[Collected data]
________

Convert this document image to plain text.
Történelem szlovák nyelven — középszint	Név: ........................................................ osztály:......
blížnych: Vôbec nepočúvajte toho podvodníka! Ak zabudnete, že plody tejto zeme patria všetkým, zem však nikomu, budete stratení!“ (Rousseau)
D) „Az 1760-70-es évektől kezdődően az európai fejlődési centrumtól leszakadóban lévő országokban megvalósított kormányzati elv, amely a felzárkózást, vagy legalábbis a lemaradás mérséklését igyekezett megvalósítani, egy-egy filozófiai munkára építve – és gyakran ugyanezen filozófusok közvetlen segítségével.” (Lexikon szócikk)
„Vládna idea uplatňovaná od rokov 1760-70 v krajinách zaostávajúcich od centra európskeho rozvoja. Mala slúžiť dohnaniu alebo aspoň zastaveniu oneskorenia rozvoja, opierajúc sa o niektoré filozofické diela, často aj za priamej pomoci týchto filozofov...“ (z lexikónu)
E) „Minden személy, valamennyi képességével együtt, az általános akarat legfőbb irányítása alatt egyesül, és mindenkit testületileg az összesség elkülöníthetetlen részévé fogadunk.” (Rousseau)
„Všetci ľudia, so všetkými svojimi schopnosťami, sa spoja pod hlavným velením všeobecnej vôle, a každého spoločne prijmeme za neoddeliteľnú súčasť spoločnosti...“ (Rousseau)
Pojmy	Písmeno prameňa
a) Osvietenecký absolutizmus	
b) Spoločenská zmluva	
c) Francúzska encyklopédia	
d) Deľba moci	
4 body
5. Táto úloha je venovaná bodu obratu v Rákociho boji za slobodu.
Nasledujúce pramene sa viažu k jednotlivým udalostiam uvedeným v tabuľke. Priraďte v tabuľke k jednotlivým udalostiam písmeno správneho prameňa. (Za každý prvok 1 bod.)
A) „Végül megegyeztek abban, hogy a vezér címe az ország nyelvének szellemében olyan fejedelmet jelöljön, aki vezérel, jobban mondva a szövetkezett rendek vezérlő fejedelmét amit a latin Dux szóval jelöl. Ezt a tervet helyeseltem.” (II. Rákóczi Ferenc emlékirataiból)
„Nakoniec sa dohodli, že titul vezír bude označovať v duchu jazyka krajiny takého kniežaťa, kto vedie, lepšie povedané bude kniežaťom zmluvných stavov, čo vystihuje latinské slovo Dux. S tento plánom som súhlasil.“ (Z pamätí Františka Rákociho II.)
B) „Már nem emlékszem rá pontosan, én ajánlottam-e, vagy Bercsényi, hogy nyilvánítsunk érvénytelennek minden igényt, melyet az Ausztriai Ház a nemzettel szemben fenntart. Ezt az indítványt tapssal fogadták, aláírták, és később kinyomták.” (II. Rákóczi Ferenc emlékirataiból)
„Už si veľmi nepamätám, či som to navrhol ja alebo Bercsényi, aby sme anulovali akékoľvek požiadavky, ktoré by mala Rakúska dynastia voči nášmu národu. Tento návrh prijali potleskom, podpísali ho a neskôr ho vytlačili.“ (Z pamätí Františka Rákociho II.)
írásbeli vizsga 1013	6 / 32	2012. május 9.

________

Problem to solve =>
The whole listing above needs to be written out again exactly.

Result of the exercise =>
Convert this document image to plain text.
Történelem szlovák nyelven — középszint	Név: ........................................................ osztály:......
blížnych: Vôbec nepočúvajte toho podvodníka! Ak zabudnete, že plody tejto zeme patria všetkým, zem však nikomu, budete stratení!“ (Rousseau)
D) „Az 1760-70-es évektől kezdődően az európai fejlődési centrumtól leszakadóban lévő országokban megvalósított kormányzati elv, amely a felzárkózást, vagy legalábbis a lemaradás mérséklését igyekezett megvalósítani, egy-egy filozófiai munkára építve – és gyakran ugyanezen filozófusok közvetlen segítségével.” (Lexikon szócikk)
„Vládna idea uplatňovaná od rokov 1760-70 v krajinách zaostávajúcich od centra európskeho rozvoja. Mala slúžiť dohnaniu alebo aspoň zastaveniu oneskorenia rozvoja, opierajúc sa o niektoré filozofické diela, často aj za priamej pomoci týchto filozofov...“ (z lexikónu)
E) „Minden személy, valamennyi képességével együtt, az általános akarat legfőbb irányítása alatt egyesül, és mindenkit testületileg az összesség elkülöníthetetlen részévé fogadunk.” (Rousseau)
„Všetci ľudia, so všetkými svojimi schopnosťami, sa spoja pod hlavným velením všeobecnej vôle, a každého spoločne prijmeme za neoddeliteľnú súčasť spoločnosti...“ (Rousseau)
Pojmy	Písmeno prameňa
a) Osvietenecký absolutizmus	
b) Spoločenská zmluva	
c) Francúzska encyklopédia	
d) Deľba moci	
4 body
5. Táto úloha je venovaná bodu obratu v Rákociho boji za slobodu.
Nasledujúce pramene sa viažu k jednotlivým udalostiam uvedeným v tabuľke. Priraďte v tabuľke k jednotlivým udalostiam písmeno správneho prameňa. (Za každý prvok 1 bod.)
A) „Végül megegyeztek abban, hogy a vezér címe az ország nyelvének szellemében olyan fejedelmet jelöljön, aki vezérel, jobban mondva a szövetkezett rendek vezérlő fejedelmét amit a latin Dux szóval jelöl. Ezt a tervet helyeseltem.” (II. Rákóczi Ferenc emlékirataiból)
„Nakoniec sa dohodli, že titul vezír bude označovať v duchu jazyka krajiny takého kniežaťa, kto vedie, lepšie povedané bude kniežaťom zmluvných stavov, čo vystihuje latinské slovo Dux. S tento plánom som súhlasil.“ (Z pamätí Františka Rákociho II.)
B) „Már nem emlékszem rá pontosan, én ajánlottam-e, vagy Bercsényi, hogy nyilvánítsunk érvénytelennek minden igényt, melyet az Ausztriai Ház a nemzettel szemben fenntart. Ezt az indítványt tapssal fogadták, aláírták, és később kinyomták.” (II. Rákóczi Ferenc emlékirataiból)
„Už si veľmi nepamätám, či som to navrhol ja alebo Bercsényi, aby sme anulovali akékoľvek požiadavky, ktoré by mala Rakúska dynastia voči nášmu národu. Tento návrh prijali potleskom, podpísali ho a neskôr ho vytlačili.“ (Z pamätí Františka Rákociho II.)
írásbeli vizsga 1013	6 / 32	2012. május 9.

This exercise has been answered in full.